* What the task requires: Pick out each line containing the string "hint" and copy it.

'''

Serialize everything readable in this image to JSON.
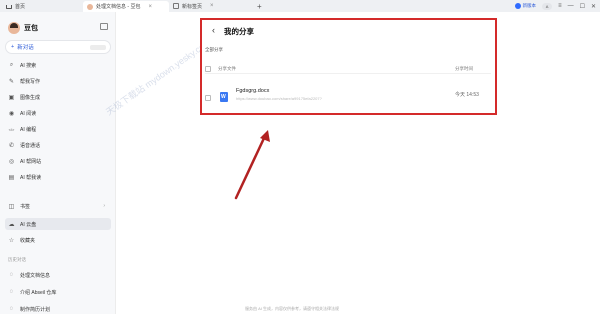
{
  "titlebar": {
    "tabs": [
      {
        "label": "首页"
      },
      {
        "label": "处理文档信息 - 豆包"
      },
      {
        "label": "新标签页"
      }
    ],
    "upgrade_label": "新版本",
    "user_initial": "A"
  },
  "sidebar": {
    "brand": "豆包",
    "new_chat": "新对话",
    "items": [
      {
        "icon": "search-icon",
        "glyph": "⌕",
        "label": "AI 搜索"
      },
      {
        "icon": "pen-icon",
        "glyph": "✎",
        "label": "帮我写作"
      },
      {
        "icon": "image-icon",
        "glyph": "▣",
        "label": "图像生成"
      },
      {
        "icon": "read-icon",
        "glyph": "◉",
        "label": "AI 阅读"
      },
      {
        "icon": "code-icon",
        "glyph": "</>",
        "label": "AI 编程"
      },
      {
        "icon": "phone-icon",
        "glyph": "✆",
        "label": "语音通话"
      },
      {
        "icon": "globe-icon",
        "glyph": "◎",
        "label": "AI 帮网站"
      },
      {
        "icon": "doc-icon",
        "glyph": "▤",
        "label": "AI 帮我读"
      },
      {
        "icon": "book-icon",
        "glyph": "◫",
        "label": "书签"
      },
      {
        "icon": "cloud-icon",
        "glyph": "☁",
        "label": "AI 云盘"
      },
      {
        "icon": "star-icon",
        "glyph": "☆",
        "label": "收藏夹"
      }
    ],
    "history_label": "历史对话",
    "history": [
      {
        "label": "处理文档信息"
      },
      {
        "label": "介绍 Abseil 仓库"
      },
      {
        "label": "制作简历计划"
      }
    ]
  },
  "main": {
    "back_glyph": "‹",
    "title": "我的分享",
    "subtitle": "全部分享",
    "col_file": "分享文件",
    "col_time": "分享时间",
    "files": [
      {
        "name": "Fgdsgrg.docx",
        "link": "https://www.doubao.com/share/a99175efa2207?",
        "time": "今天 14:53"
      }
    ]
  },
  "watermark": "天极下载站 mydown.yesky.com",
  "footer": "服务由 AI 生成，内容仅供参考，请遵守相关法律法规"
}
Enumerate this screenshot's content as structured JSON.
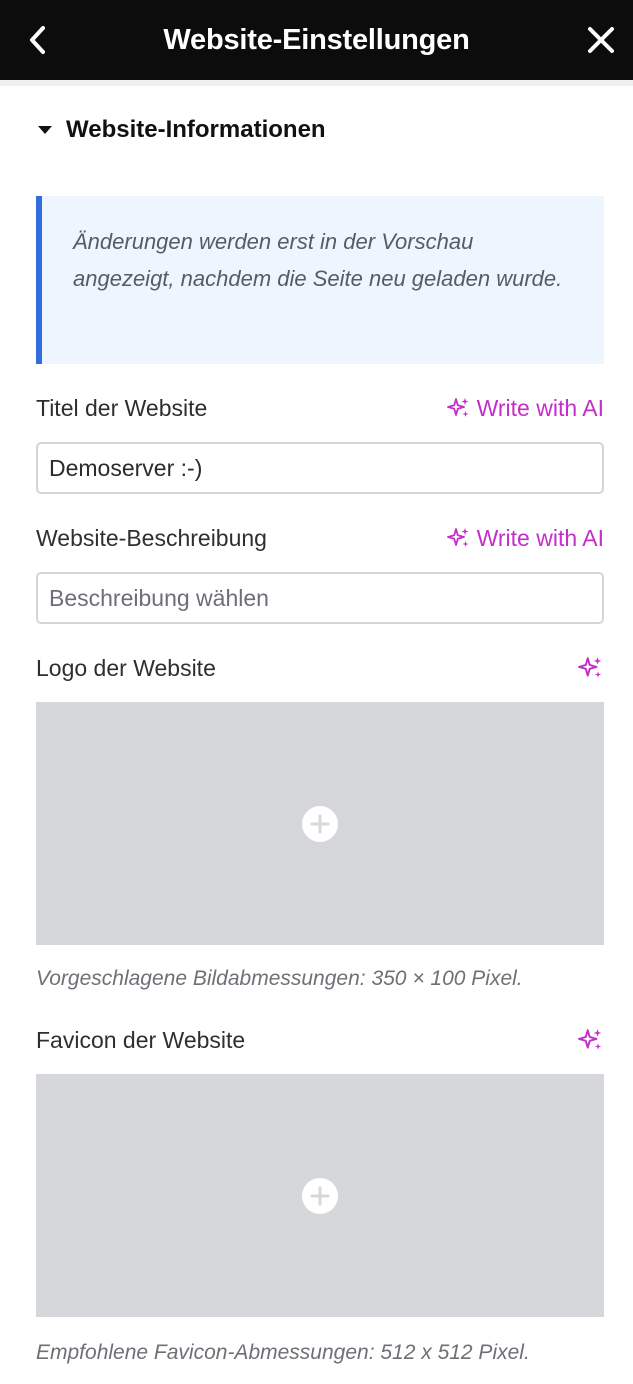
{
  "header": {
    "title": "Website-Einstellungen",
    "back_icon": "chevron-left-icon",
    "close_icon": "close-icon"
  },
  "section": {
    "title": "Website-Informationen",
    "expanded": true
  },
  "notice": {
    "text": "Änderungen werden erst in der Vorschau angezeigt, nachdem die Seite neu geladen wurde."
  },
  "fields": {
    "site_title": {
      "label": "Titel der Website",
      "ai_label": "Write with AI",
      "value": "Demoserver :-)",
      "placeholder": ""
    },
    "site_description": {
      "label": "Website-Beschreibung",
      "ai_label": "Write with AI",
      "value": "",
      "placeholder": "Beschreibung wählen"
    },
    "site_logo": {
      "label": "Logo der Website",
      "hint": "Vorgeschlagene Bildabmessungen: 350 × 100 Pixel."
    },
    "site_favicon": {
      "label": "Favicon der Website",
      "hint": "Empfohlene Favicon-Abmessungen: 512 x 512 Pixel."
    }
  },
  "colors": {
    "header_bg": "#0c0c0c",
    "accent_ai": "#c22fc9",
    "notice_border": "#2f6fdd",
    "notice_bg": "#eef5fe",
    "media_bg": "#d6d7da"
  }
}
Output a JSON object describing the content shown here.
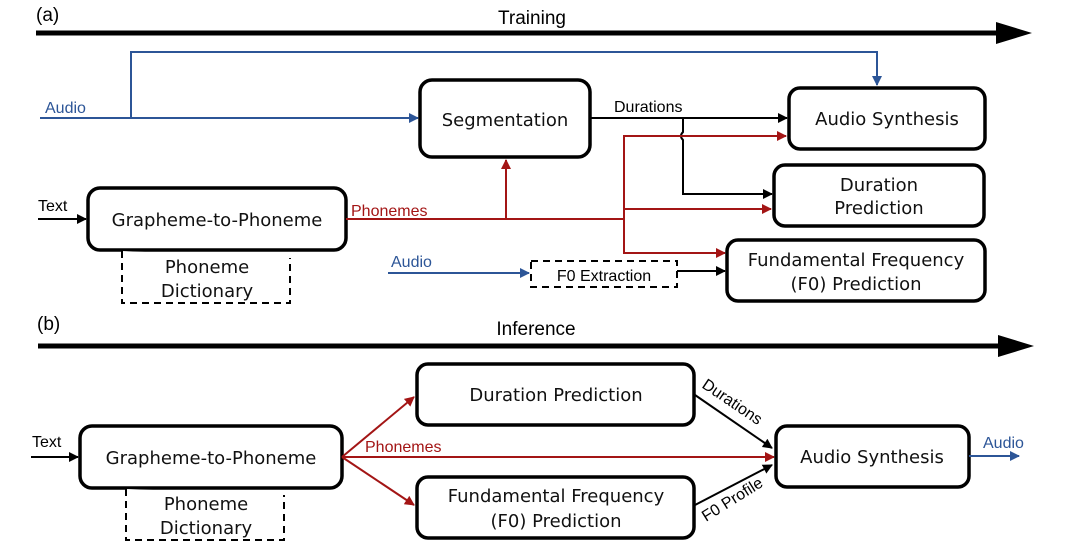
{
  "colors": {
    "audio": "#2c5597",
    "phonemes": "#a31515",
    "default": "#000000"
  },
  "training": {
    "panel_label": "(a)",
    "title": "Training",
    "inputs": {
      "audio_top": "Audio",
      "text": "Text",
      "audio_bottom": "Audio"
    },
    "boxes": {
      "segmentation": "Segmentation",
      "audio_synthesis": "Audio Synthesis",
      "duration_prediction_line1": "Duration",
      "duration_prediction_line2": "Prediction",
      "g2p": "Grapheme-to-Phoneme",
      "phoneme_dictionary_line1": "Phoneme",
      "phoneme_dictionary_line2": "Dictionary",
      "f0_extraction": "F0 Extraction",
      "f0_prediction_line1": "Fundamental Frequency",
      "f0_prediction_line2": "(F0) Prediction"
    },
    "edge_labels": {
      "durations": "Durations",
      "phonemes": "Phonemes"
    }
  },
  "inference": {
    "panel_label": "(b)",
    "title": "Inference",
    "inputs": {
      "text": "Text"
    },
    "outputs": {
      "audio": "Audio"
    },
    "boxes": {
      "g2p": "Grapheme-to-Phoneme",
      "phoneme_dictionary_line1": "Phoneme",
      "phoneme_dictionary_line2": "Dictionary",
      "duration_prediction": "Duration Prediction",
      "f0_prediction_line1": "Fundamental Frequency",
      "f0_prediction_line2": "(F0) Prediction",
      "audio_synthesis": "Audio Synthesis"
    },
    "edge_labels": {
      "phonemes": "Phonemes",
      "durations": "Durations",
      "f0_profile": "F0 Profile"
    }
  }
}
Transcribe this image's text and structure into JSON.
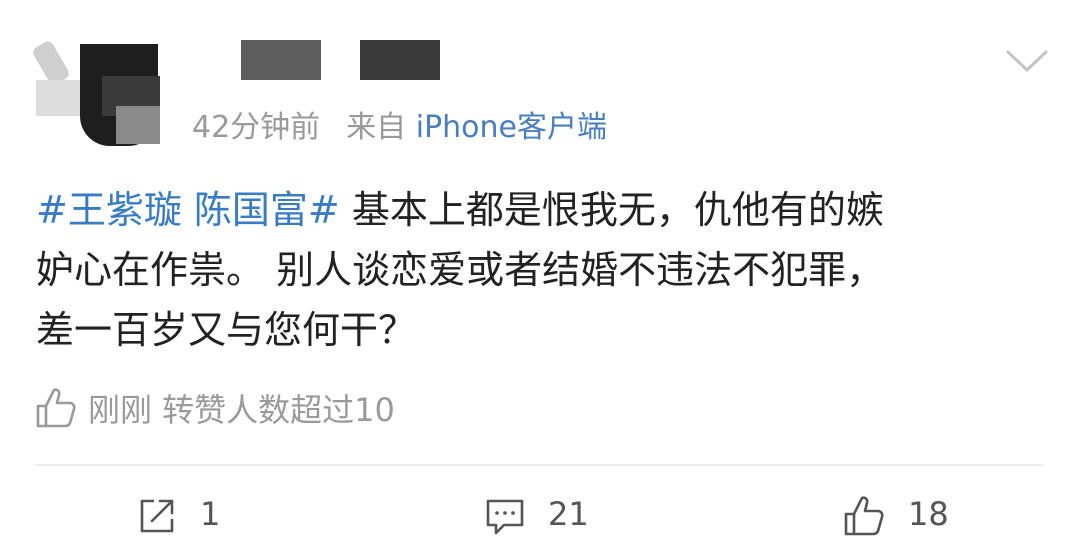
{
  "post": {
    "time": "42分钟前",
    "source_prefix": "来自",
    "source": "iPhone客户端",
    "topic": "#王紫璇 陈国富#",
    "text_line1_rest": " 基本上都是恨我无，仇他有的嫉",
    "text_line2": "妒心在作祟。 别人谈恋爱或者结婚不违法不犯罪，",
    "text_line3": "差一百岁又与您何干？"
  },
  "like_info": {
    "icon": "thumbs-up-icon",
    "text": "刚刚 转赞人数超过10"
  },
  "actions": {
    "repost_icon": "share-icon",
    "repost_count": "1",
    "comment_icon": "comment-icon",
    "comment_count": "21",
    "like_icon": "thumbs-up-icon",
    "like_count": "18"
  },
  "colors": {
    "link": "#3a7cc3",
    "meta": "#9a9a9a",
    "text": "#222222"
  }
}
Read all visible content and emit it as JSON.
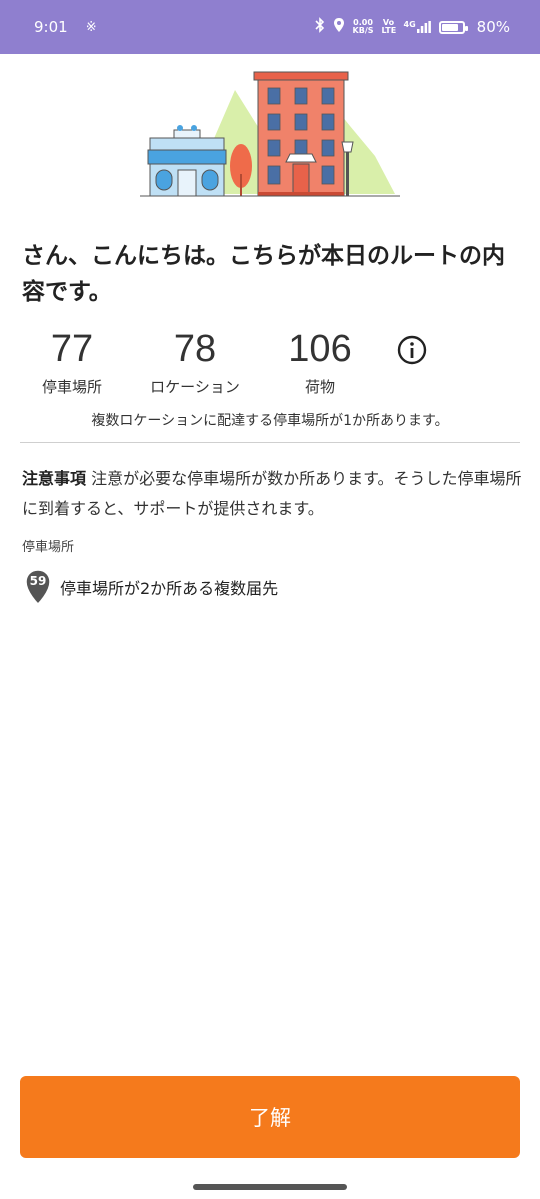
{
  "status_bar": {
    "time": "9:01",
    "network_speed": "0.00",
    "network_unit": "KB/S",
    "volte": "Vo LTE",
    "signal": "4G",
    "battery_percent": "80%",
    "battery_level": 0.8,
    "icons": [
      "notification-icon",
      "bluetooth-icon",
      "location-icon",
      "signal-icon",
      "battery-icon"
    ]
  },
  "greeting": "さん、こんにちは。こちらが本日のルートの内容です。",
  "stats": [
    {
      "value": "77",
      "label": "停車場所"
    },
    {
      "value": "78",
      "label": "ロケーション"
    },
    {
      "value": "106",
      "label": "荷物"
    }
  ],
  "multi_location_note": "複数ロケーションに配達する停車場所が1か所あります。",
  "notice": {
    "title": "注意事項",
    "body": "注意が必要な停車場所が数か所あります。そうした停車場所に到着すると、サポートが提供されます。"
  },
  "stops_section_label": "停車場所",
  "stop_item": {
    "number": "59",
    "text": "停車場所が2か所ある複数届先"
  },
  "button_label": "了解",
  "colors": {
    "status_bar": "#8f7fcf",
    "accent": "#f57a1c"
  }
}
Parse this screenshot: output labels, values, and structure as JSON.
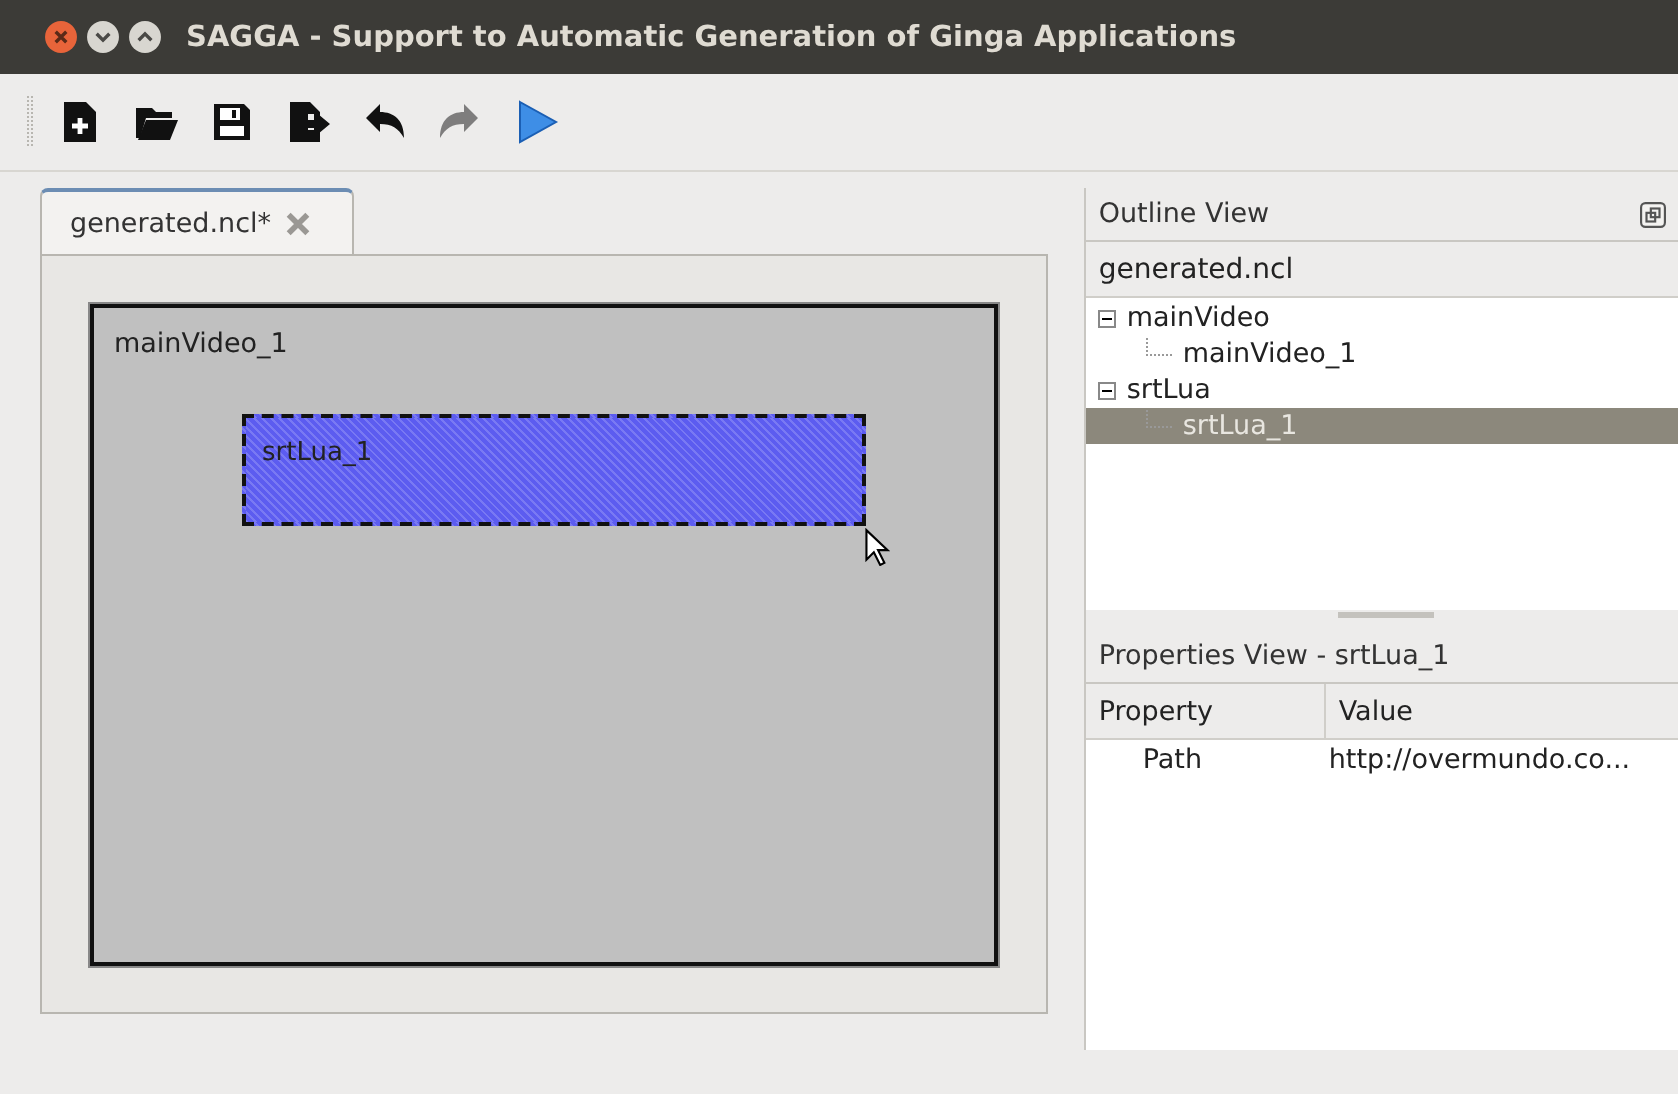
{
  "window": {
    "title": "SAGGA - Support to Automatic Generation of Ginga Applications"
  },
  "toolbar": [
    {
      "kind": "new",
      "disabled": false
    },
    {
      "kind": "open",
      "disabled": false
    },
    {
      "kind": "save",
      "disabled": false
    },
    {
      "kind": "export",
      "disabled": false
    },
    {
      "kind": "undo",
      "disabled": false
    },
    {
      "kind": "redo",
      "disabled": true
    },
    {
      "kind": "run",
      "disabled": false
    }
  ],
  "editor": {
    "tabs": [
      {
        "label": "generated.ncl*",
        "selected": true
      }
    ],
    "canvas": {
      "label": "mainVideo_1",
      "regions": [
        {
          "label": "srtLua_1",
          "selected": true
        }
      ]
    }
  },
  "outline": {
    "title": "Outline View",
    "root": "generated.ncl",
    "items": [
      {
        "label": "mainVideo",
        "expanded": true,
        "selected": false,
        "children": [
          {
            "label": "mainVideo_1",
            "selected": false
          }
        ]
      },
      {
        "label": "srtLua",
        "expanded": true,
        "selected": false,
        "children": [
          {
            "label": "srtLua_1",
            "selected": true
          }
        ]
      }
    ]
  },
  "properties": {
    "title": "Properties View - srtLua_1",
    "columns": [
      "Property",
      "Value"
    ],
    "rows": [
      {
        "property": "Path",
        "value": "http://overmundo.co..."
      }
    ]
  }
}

'''

* Exercise response:
      "hint": "Vorgeschlagene Bildabmessungen: 350 × 100 Pixel."
      "hint": "Empfohlene Favicon-Abmessungen: 512 x 512 Pixel."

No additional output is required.